Instructions for the task — Exactly repeat all the records below, omitting the images they hold.

--- BEGIN ---

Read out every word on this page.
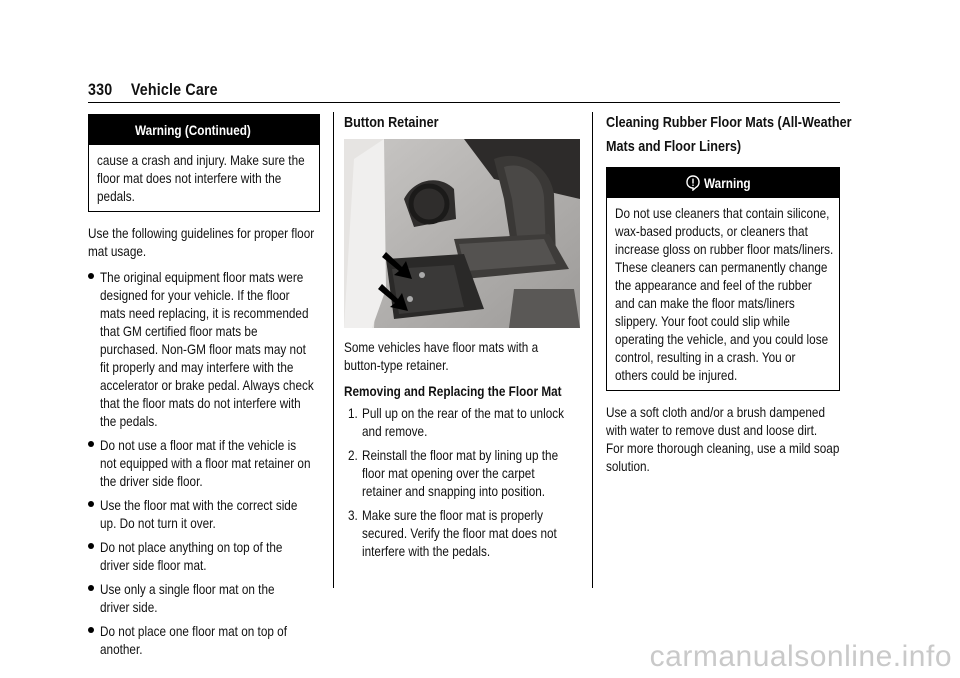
330 Vehicle Care
Warning (Continued)
cause a crash and injury. Make sure the
floor mat does not interfere with the
pedals.

Use the following guidelines for proper floor
mat usage.

The original equipment floor mats were
designed for your vehicle. If the floor
mats need replacing, it is recommended
that GM certified floor mats be
purchased. Non-GM floor mats may not
fit properly and may interfere with the
accelerator or brake pedal. Always check
that the floor mats do not interfere with
the pedals.
Do not use a floor mat if the vehicle is
not equipped with a floor mat retainer on
the driver side floor.
Use the floor mat with the correct side
up. Do not turn it over.
Do not place anything on top of the
driver side floor mat.
Use only a single floor mat on the
driver side.
Do not place one floor mat on top of
another.
Button Retainer

Some vehicles have floor mats with a
button-type retainer.

Removing and Replacing the Floor Mat

1. Pull up on the rear of the mat to unlock
and remove.
2. Reinstall the floor mat by lining up the
floor mat opening over the carpet
retainer and snapping into position.
3. Make sure the floor mat is properly
secured. Verify the floor mat does not
interfere with the pedals.
Cleaning Rubber Floor Mats (All-Weather
Mats and Floor Liners)
Warning
Do not use cleaners that contain silicone,
wax-based products, or cleaners that
increase gloss on rubber floor mats/liners.
These cleaners can permanently change
the appearance and feel of the rubber
and can make the floor mats/liners
slippery. Your foot could slip while
operating the vehicle, and you could lose
control, resulting in a crash. You or
others could be injured.

Use a soft cloth and/or a brush dampened
with water to remove dust and loose dirt.
For more thorough cleaning, use a mild soap
solution.

carmanualsonline.info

--- END ---

The completed task —
Read out every word on this page.
330 Vehicle Care
Warning (Continued)
cause a crash and injury. Make sure the
floor mat does not interfere with the
pedals.

Use the following guidelines for proper floor
mat usage.

The original equipment floor mats were
designed for your vehicle. If the floor
mats need replacing, it is recommended
that GM certified floor mats be
purchased. Non-GM floor mats may not
fit properly and may interfere with the
accelerator or brake pedal. Always check
that the floor mats do not interfere with
the pedals.
Do not use a floor mat if the vehicle is
not equipped with a floor mat retainer on
the driver side floor.
Use the floor mat with the correct side
up. Do not turn it over.
Do not place anything on top of the
driver side floor mat.
Use only a single floor mat on the
driver side.
Do not place one floor mat on top of
another.
Button Retainer

Some vehicles have floor mats with a
button-type retainer.

Removing and Replacing the Floor Mat

1. Pull up on the rear of the mat to unlock
and remove.
2. Reinstall the floor mat by lining up the
floor mat opening over the carpet
retainer and snapping into position.
3. Make sure the floor mat is properly
secured. Verify the floor mat does not
interfere with the pedals.
Cleaning Rubber Floor Mats (All-Weather
Mats and Floor Liners)
Warning
Do not use cleaners that contain silicone,
wax-based products, or cleaners that
increase gloss on rubber floor mats/liners.
These cleaners can permanently change
the appearance and feel of the rubber
and can make the floor mats/liners
slippery. Your foot could slip while
operating the vehicle, and you could lose
control, resulting in a crash. You or
others could be injured.

Use a soft cloth and/or a brush dampened
with water to remove dust and loose dirt.
For more thorough cleaning, use a mild soap
solution.

carmanualsonline.info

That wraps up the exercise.